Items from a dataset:
☆ ☆ ☆ ☆ ☆

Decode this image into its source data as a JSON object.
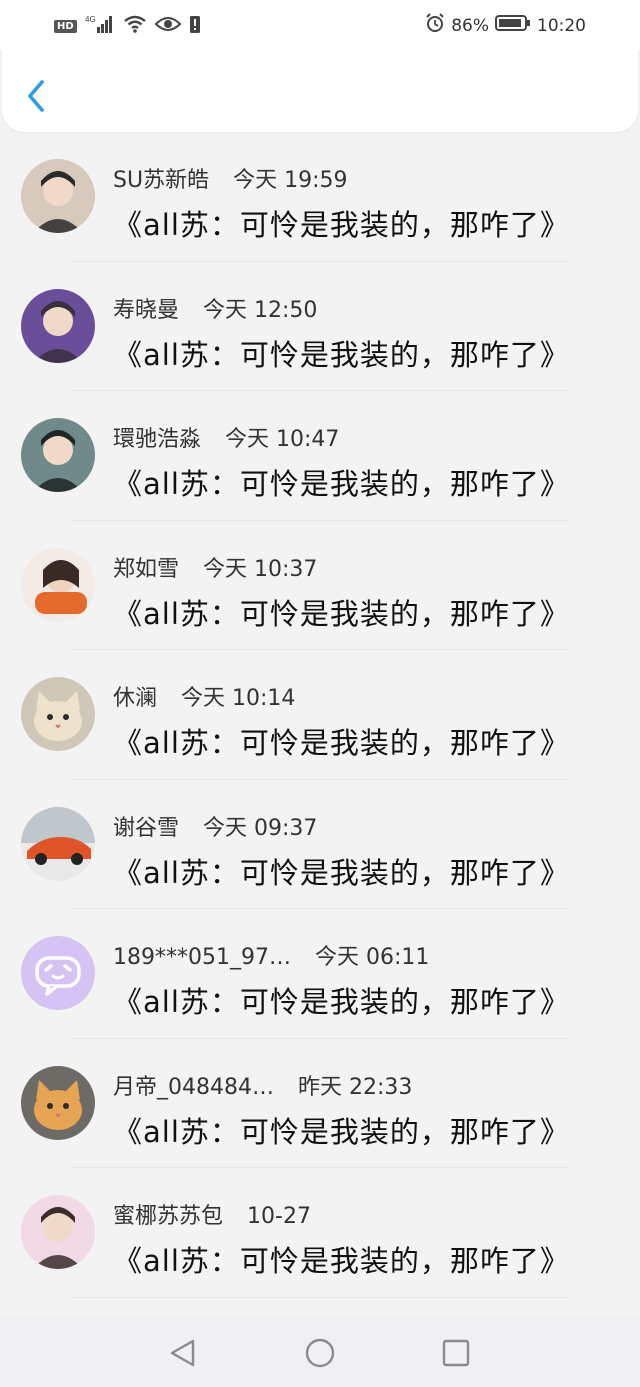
{
  "status_bar": {
    "left_badge": "HD",
    "network": "4G",
    "battery_percent": "86%",
    "time": "10:20"
  },
  "rows": [
    {
      "name": "SU苏新皓",
      "time": "今天 19:59",
      "message": "《all苏：可怜是我装的，那咋了》",
      "avatar": {
        "bg": "#d8c9bd",
        "fg": "#2a2a2a",
        "type": "boy-dark-hair"
      }
    },
    {
      "name": "寿晓曼",
      "time": "今天 12:50",
      "message": "《all苏：可怜是我装的，那咋了》",
      "avatar": {
        "bg": "#6a4e9a",
        "fg": "#3a2f3f",
        "type": "boy-purple"
      }
    },
    {
      "name": "環驰浩淼",
      "time": "今天 10:47",
      "message": "《all苏：可怜是我装的，那咋了》",
      "avatar": {
        "bg": "#6f8a88",
        "fg": "#1f2526",
        "type": "anime-dark"
      }
    },
    {
      "name": "郑如雪",
      "time": "今天 10:37",
      "message": "《all苏：可怜是我装的，那咋了》",
      "avatar": {
        "bg": "#f2ebe6",
        "fg": "#e36a2b",
        "type": "girl-scarf"
      }
    },
    {
      "name": "休澜",
      "time": "今天 10:14",
      "message": "《all苏：可怜是我装的，那咋了》",
      "avatar": {
        "bg": "#cfc7b8",
        "fg": "#efe2cd",
        "type": "cat-light"
      }
    },
    {
      "name": "谢谷雪",
      "time": "今天 09:37",
      "message": "《all苏：可怜是我装的，那咋了》",
      "avatar": {
        "bg": "#e9e9e9",
        "fg": "#e0542a",
        "type": "car-orange"
      }
    },
    {
      "name": "189***051_97…",
      "time": "今天 06:11",
      "message": "《all苏：可怜是我装的，那咋了》",
      "avatar": {
        "bg": "#d4c3f3",
        "fg": "#ffffff",
        "type": "chat-bubble"
      }
    },
    {
      "name": "月帝_048484…",
      "time": "昨天 22:33",
      "message": "《all苏：可怜是我装的，那咋了》",
      "avatar": {
        "bg": "#6e6a66",
        "fg": "#e6a455",
        "type": "cat-orange"
      }
    },
    {
      "name": "蜜梛苏苏包",
      "time": "10-27",
      "message": "《all苏：可怜是我装的，那咋了》",
      "avatar": {
        "bg": "#f2d9e6",
        "fg": "#3b2d2a",
        "type": "boy-pink"
      }
    }
  ],
  "icons": {
    "back": "chevron-left-icon",
    "nav": [
      "back-triangle-icon",
      "home-circle-icon",
      "recents-square-icon"
    ]
  },
  "colors": {
    "accent": "#2e9be3",
    "page_bg": "#f3f3f4"
  }
}
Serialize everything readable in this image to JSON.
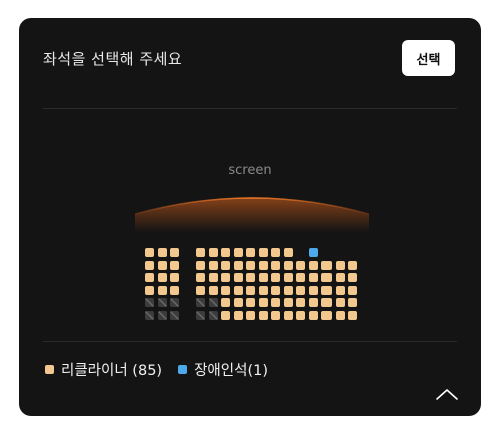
{
  "header": {
    "title": "좌석을 선택해 주세요",
    "select_label": "선택"
  },
  "screen": {
    "label": "screen"
  },
  "seat_map": {
    "left_block": {
      "recliner_rows": 4,
      "recliner_cols": 3,
      "unavailable_rows": 2,
      "unavailable_cols": 3
    },
    "center_block": {
      "top_row": [
        "recliner",
        "recliner",
        "recliner",
        "recliner",
        "recliner",
        "recliner",
        "recliner",
        "recliner",
        "empty",
        "accessible",
        "empty"
      ],
      "row2": [
        "recliner",
        "recliner",
        "recliner",
        "recliner",
        "recliner",
        "recliner",
        "recliner",
        "recliner",
        "recliner",
        "recliner",
        "recliner"
      ],
      "row3": [
        "recliner",
        "recliner",
        "recliner",
        "recliner",
        "recliner",
        "recliner",
        "recliner",
        "recliner",
        "recliner",
        "recliner",
        "recliner"
      ],
      "row4": [
        "recliner",
        "recliner",
        "recliner",
        "recliner",
        "recliner",
        "recliner",
        "recliner",
        "recliner",
        "recliner",
        "recliner",
        "recliner"
      ],
      "row5": [
        "unavailable",
        "unavailable",
        "recliner",
        "recliner",
        "recliner",
        "recliner",
        "recliner",
        "recliner",
        "recliner",
        "recliner",
        "recliner"
      ],
      "row6": [
        "unavailable",
        "unavailable",
        "recliner",
        "recliner",
        "recliner",
        "recliner",
        "recliner",
        "recliner",
        "recliner",
        "recliner",
        "recliner"
      ]
    },
    "right_block": {
      "rows": 5,
      "cols": 3
    }
  },
  "legend": {
    "recliner_label": "리클라이너 (85)",
    "accessible_label": "장애인석(1)"
  },
  "colors": {
    "recliner": "#f2c88e",
    "accessible": "#4da9ec",
    "unavailable": "#3c3c3c",
    "screen_glow": "#e0661c"
  },
  "icons": {
    "collapse": "chevron-up-icon"
  }
}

☆ ☆ ☆ ☆ ☆

- **TASK TO CARRY OUT**: Each line containing the word "JSON" counts once; say how many such lines there are, giving only the number.

- **PROBLEM SOLUTION**: 2